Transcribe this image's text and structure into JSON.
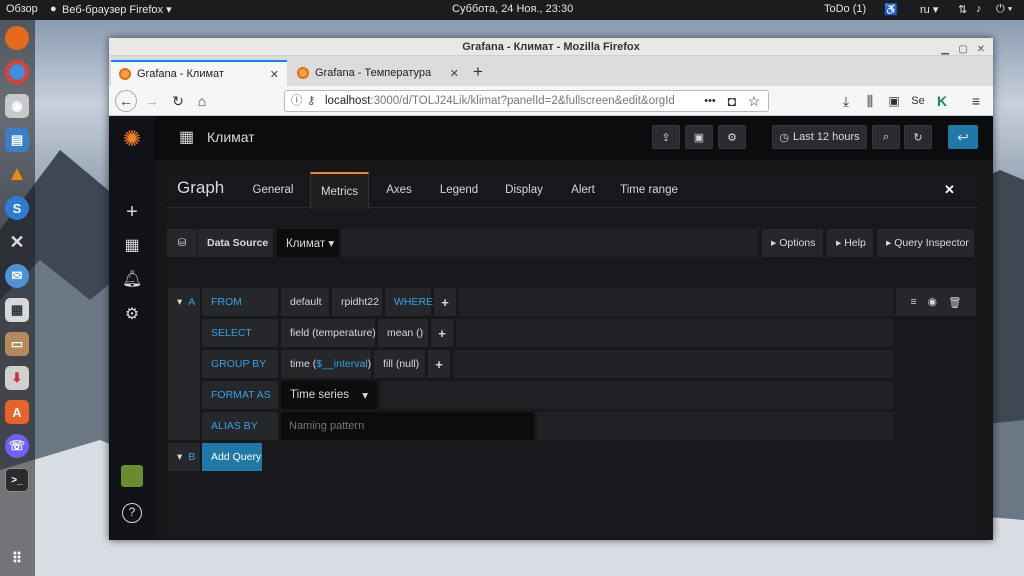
{
  "desktop": {
    "activities": "Обзор",
    "browser_menu": "Веб-браузер Firefox ▾",
    "clock": "Суббота, 24 Ноя., 23:30",
    "todo": "ToDo (1)",
    "lang": "ru ▾",
    "accessibility_icon": "accessibility-icon",
    "network_icon": "network-icon",
    "volume_icon": "volume-icon",
    "power_icon": "power-icon"
  },
  "dock": {
    "items": [
      "firefox",
      "chrome",
      "unknown-app",
      "files",
      "vlc",
      "skype",
      "tools",
      "thunderbird",
      "calculator",
      "drive",
      "install",
      "software",
      "viber",
      "terminal",
      "app-grid"
    ]
  },
  "window": {
    "title": "Grafana - Климат - Mozilla Firefox",
    "tabs": [
      {
        "label": "Grafana - Климат",
        "close": "✕"
      },
      {
        "label": "Grafana - Температура",
        "close": "✕"
      }
    ],
    "new_tab": "+",
    "url_host": "localhost",
    "url_rest": ":3000/d/TOLJ24Lik/klimat?panelId=2&fullscreen&edit&orgId",
    "url_dots": "•••"
  },
  "grafana": {
    "dashboard_title": "Климат",
    "time_range": "Last 12 hours",
    "panel_title": "Graph",
    "editor_tabs": [
      "General",
      "Metrics",
      "Axes",
      "Legend",
      "Display",
      "Alert",
      "Time range"
    ],
    "active_tab": "Metrics",
    "close": "✕",
    "datasource_label": "Data Source",
    "datasource_value": "Климат ▾",
    "options_btn": "▸ Options",
    "help_btn": "▸ Help",
    "inspector_btn": "▸ Query Inspector",
    "query_a": {
      "collapse": "▾",
      "ref": "A",
      "from_label": "FROM",
      "from_policy": "default",
      "from_measurement": "rpidht22",
      "where_label": "WHERE",
      "select_label": "SELECT",
      "select_field": "field (temperature)",
      "select_fn": "mean ()",
      "groupby_label": "GROUP BY",
      "groupby_time_pre": "time (",
      "groupby_time_var": "$__interval",
      "groupby_time_post": ")",
      "groupby_fill": "fill (null)",
      "format_label": "FORMAT AS",
      "format_value": "Time series",
      "format_arrow": "▾",
      "alias_label": "ALIAS BY",
      "alias_placeholder": "Naming pattern",
      "plus": "+"
    },
    "query_b": {
      "collapse": "▾",
      "ref": "B",
      "add_query": "Add Query"
    },
    "colors": {
      "accent": "#f58320",
      "keyword": "#33a2e5",
      "primary": "#1f78a6"
    }
  }
}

• Task details:
Leave the pictures out and write out every entry exactly as given.

• Output of the exercise:
Transcribe this image's text and structure into JSON.
{
  "desktop": {
    "activities": "Обзор",
    "browser_menu": "Веб-браузер Firefox ▾",
    "clock": "Суббота, 24 Ноя., 23:30",
    "todo": "ToDo (1)",
    "lang": "ru ▾",
    "accessibility_icon": "accessibility-icon",
    "network_icon": "network-icon",
    "volume_icon": "volume-icon",
    "power_icon": "power-icon"
  },
  "dock": {
    "items": [
      "firefox",
      "chrome",
      "unknown-app",
      "files",
      "vlc",
      "skype",
      "tools",
      "thunderbird",
      "calculator",
      "drive",
      "install",
      "software",
      "viber",
      "terminal",
      "app-grid"
    ]
  },
  "window": {
    "title": "Grafana - Климат - Mozilla Firefox",
    "tabs": [
      {
        "label": "Grafana - Климат",
        "close": "✕"
      },
      {
        "label": "Grafana - Температура",
        "close": "✕"
      }
    ],
    "new_tab": "+",
    "url_host": "localhost",
    "url_rest": ":3000/d/TOLJ24Lik/klimat?panelId=2&fullscreen&edit&orgId",
    "url_dots": "•••"
  },
  "grafana": {
    "dashboard_title": "Климат",
    "time_range": "Last 12 hours",
    "panel_title": "Graph",
    "editor_tabs": [
      "General",
      "Metrics",
      "Axes",
      "Legend",
      "Display",
      "Alert",
      "Time range"
    ],
    "active_tab": "Metrics",
    "close": "✕",
    "datasource_label": "Data Source",
    "datasource_value": "Климат ▾",
    "options_btn": "▸ Options",
    "help_btn": "▸ Help",
    "inspector_btn": "▸ Query Inspector",
    "query_a": {
      "collapse": "▾",
      "ref": "A",
      "from_label": "FROM",
      "from_policy": "default",
      "from_measurement": "rpidht22",
      "where_label": "WHERE",
      "select_label": "SELECT",
      "select_field": "field (temperature)",
      "select_fn": "mean ()",
      "groupby_label": "GROUP BY",
      "groupby_time_pre": "time (",
      "groupby_time_var": "$__interval",
      "groupby_time_post": ")",
      "groupby_fill": "fill (null)",
      "format_label": "FORMAT AS",
      "format_value": "Time series",
      "format_arrow": "▾",
      "alias_label": "ALIAS BY",
      "alias_placeholder": "Naming pattern",
      "plus": "+"
    },
    "query_b": {
      "collapse": "▾",
      "ref": "B",
      "add_query": "Add Query"
    },
    "colors": {
      "accent": "#f58320",
      "keyword": "#33a2e5",
      "primary": "#1f78a6"
    }
  }
}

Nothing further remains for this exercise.